STATED GOAL A
Please give the records again from the start through the line with "344, 562, 352]", renaming "media-thumbnail" to "media-tile" and leaving everything else unchanged.

EXCERPTED PASSAGE
WHAT PRIORITY?

The fallacy of housing scheme and Huduma Namba

There is need to have a critical look at some of these projects and to question the rationale, processes, implementation and logic behind them

In Summary

• There is ample evidence around for all to see that the housing scheme is not a priority, at least not at the moment.

• What is the logic, if any, of sinking billions of shillings into phantom schemes that are not of priority or urgency to the Kenyan population?

A file photo of a housing project in West Park, Nairobi
A file photo of a housing project in West Park, Nairobi
Image: PATRICK VIDIJA

The Jubilee administration, which has metamorphosed into a “handshake government”, recently launched a number of projects, among them the affordable housing scheme, new police reforms/uniforms, and the Huduma Namba.

In its first term, it had the school laptops-cum-tablets, Galana Kulalu, and the SGR, just to mention a few.

There is a need to have a critical look at some of these projects and to question the rationale, processes, implementation and logic and or fallacious arguments behind the said programmes.

 

There has been public outcry following revelations that a lottery system will be applied to determine who will be eligible to own or be allocated a house in the housing programme.

The government intends to compulsorily levy and or deduct 1.5 per cent of employees’ basic salaries, while employers are required to pay an equal amount to match their employees’ contributions every month payable to KRA.

The idea we are told is for the government to construct 500,000 houses in the next three years against the three million salaried employees.

 

It remains unknown what informed this housing concept and there exists no clear blueprint, policy or legal framework governing this scheme to date.

The housing levy amounts to another tax burden on the already overburdened Kenyans. Kenyans have not been told why who, where and how the housing scheme is a priority, and what this implementation process shall be administered.

There is ample evidence around for all to see that the housing scheme is not a priority, at least not at the moment.

It is being pushed down the throats of Kenyans at a time when the country is in the midst of urgent issues that require urgent attention.

 

These include food insecurity, grand and ran away corruption, insecurity, poor healthcare, confusion and turbulence in the education sector over the implementation of the Competency-Based Curriculum, and the collapse of the sugar and maize sector in both Western and the Rift Valley regions.

The government has got its priorities wrong. It is not its business to build houses for its citizens, as a priority project. On the contrary, the government should provide security, infrastructure, education, food, administration of justice, healthcare and public services as a matter of priority.

STATED GOAL B
According to the piece on the housing scheme and Huduma Namba, how many houses is the government to construct in the next three years?

DATA

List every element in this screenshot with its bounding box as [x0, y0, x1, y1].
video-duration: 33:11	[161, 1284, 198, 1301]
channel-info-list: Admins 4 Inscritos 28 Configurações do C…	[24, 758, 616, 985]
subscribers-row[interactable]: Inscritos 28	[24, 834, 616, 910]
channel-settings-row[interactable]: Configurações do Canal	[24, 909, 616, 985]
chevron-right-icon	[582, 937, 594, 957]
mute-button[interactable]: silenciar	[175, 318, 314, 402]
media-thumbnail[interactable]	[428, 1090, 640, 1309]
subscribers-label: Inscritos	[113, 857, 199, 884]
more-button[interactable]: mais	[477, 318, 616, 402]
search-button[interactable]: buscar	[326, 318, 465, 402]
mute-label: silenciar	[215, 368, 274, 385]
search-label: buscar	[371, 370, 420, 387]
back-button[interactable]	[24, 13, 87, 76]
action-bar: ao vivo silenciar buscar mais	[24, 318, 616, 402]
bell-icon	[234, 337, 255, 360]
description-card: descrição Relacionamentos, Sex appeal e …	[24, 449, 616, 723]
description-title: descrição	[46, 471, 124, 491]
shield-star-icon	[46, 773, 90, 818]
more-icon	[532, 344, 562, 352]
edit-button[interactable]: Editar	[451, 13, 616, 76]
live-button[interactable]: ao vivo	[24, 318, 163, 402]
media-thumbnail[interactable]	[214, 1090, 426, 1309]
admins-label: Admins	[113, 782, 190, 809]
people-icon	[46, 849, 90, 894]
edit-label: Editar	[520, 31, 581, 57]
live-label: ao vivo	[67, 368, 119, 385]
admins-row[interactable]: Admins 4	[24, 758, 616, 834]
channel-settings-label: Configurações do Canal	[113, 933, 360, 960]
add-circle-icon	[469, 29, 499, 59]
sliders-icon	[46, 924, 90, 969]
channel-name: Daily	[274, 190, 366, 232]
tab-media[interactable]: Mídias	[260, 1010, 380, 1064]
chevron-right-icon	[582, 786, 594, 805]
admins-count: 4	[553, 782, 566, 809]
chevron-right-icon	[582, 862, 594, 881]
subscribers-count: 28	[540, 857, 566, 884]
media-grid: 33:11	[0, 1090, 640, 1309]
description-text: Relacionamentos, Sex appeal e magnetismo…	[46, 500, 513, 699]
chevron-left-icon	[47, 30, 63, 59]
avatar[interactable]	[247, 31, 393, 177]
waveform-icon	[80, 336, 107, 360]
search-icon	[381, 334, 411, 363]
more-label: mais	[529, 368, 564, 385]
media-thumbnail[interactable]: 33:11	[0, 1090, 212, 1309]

EXPECTED ANSWER A
List every element in this screenshot with its bounding box as [x0, y0, x1, y1].
video-duration: 33:11	[161, 1284, 198, 1301]
channel-info-list: Admins 4 Inscritos 28 Configurações do C…	[24, 758, 616, 985]
subscribers-row[interactable]: Inscritos 28	[24, 834, 616, 910]
channel-settings-row[interactable]: Configurações do Canal	[24, 909, 616, 985]
chevron-right-icon	[582, 937, 594, 957]
mute-button[interactable]: silenciar	[175, 318, 314, 402]
media-tile[interactable]	[428, 1090, 640, 1309]
subscribers-label: Inscritos	[113, 857, 199, 884]
more-button[interactable]: mais	[477, 318, 616, 402]
search-button[interactable]: buscar	[326, 318, 465, 402]
mute-label: silenciar	[215, 368, 274, 385]
search-label: buscar	[371, 370, 420, 387]
back-button[interactable]	[24, 13, 87, 76]
action-bar: ao vivo silenciar buscar mais	[24, 318, 616, 402]
bell-icon	[234, 337, 255, 360]
description-card: descrição Relacionamentos, Sex appeal e …	[24, 449, 616, 723]
description-title: descrição	[46, 471, 124, 491]
shield-star-icon	[46, 773, 90, 818]
more-icon	[532, 344, 562, 352]

EXPECTED ANSWER B
500,000 houses.